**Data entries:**
START

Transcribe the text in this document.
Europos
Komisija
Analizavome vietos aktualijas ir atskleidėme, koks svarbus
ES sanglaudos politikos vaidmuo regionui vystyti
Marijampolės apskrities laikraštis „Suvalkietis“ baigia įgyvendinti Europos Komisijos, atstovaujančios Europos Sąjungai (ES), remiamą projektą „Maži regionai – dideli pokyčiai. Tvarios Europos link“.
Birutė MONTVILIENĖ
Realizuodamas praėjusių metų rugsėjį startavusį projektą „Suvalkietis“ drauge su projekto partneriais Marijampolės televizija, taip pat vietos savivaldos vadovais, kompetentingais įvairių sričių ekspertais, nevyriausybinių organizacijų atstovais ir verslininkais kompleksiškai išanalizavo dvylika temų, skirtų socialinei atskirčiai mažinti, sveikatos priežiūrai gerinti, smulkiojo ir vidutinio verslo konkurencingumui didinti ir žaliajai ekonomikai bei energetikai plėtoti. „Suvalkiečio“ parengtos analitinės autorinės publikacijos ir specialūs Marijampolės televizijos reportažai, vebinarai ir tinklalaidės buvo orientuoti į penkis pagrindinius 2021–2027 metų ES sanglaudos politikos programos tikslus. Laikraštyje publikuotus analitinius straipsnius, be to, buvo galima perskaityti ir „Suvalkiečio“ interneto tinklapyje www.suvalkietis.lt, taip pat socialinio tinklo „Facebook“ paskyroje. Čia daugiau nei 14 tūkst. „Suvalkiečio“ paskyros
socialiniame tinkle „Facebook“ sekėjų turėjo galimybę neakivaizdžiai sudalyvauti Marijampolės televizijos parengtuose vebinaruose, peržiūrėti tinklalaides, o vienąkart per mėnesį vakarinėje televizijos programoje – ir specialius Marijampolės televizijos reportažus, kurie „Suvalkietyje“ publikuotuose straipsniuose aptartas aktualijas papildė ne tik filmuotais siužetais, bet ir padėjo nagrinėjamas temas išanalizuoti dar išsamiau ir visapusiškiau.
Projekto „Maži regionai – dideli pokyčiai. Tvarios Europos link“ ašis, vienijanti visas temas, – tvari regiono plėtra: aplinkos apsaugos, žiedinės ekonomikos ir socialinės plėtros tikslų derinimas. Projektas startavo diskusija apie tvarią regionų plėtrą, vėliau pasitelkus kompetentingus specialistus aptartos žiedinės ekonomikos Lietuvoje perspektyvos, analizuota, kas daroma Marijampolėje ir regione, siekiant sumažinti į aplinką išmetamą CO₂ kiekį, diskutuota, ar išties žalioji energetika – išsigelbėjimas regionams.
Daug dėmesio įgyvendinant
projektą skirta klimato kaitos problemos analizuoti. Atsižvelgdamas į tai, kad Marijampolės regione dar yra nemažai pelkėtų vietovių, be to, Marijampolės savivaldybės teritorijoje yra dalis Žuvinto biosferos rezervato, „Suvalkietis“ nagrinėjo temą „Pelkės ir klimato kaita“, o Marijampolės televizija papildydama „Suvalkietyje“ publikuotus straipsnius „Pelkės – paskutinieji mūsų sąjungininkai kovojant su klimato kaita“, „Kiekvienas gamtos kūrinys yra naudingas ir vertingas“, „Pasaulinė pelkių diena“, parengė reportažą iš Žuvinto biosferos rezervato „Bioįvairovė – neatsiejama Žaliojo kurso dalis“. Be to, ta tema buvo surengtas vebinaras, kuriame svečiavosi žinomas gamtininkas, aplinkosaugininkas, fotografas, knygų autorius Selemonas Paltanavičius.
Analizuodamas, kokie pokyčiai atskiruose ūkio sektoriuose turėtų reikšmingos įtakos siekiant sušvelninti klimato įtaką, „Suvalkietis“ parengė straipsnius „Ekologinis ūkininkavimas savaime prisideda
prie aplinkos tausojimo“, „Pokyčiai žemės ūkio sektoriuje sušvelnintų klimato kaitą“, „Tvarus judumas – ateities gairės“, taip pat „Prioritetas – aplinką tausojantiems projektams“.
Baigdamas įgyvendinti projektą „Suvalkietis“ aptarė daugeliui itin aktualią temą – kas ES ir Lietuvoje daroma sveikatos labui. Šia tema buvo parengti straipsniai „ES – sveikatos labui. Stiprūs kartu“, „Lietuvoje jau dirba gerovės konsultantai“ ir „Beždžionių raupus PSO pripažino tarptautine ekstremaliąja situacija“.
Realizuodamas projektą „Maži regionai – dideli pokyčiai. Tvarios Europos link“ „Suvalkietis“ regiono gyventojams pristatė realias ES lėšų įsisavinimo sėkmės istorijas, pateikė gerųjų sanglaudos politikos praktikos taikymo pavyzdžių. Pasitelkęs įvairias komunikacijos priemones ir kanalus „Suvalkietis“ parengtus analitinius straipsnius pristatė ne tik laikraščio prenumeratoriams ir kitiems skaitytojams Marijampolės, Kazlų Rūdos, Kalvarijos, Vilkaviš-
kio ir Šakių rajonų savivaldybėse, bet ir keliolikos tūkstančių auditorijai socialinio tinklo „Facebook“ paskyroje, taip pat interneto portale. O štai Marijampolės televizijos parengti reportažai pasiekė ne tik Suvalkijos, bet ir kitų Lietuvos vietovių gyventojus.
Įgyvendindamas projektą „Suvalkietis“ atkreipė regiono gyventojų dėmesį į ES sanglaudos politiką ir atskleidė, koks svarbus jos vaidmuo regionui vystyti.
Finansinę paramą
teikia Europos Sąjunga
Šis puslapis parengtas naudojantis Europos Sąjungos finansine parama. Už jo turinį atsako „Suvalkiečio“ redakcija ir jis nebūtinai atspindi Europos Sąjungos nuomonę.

END

**WORK INSTRUCTIONS:**
Select every line above that contains the word "daroma", and copy it.

**EXERCISE SOLUTION:**
Projekto „Maži regionai – dideli pokyčiai. Tvarios Europos link“ ašis, vienijanti visas temas, – tvari regiono plėtra: aplinkos apsaugos, žiedinės ekonomikos ir socialinės plėtros tikslų derinimas. Projektas startavo diskusija apie tvarią regionų plėtrą, vėliau pasitelkus kompetentingus specialistus aptartos žiedinės ekonomikos Lietuvoje perspektyvos, analizuota, kas daroma Marijampolėje ir regione, siekiant sumažinti į aplinką išmetamą CO₂ kiekį, diskutuota, ar išties žalioji energetika – išsigelbėjimas regionams.
Baigdamas įgyvendinti projektą „Suvalkietis“ aptarė daugeliui itin aktualią temą – kas ES ir Lietuvoje daroma sveikatos labui. Šia tema buvo parengti straipsniai „ES – sveikatos labui. Stiprūs kartu“, „Lietuvoje jau dirba gerovės konsultantai“ ir „Beždžionių raupus PSO pripažino tarptautine ekstremaliąja situacija“.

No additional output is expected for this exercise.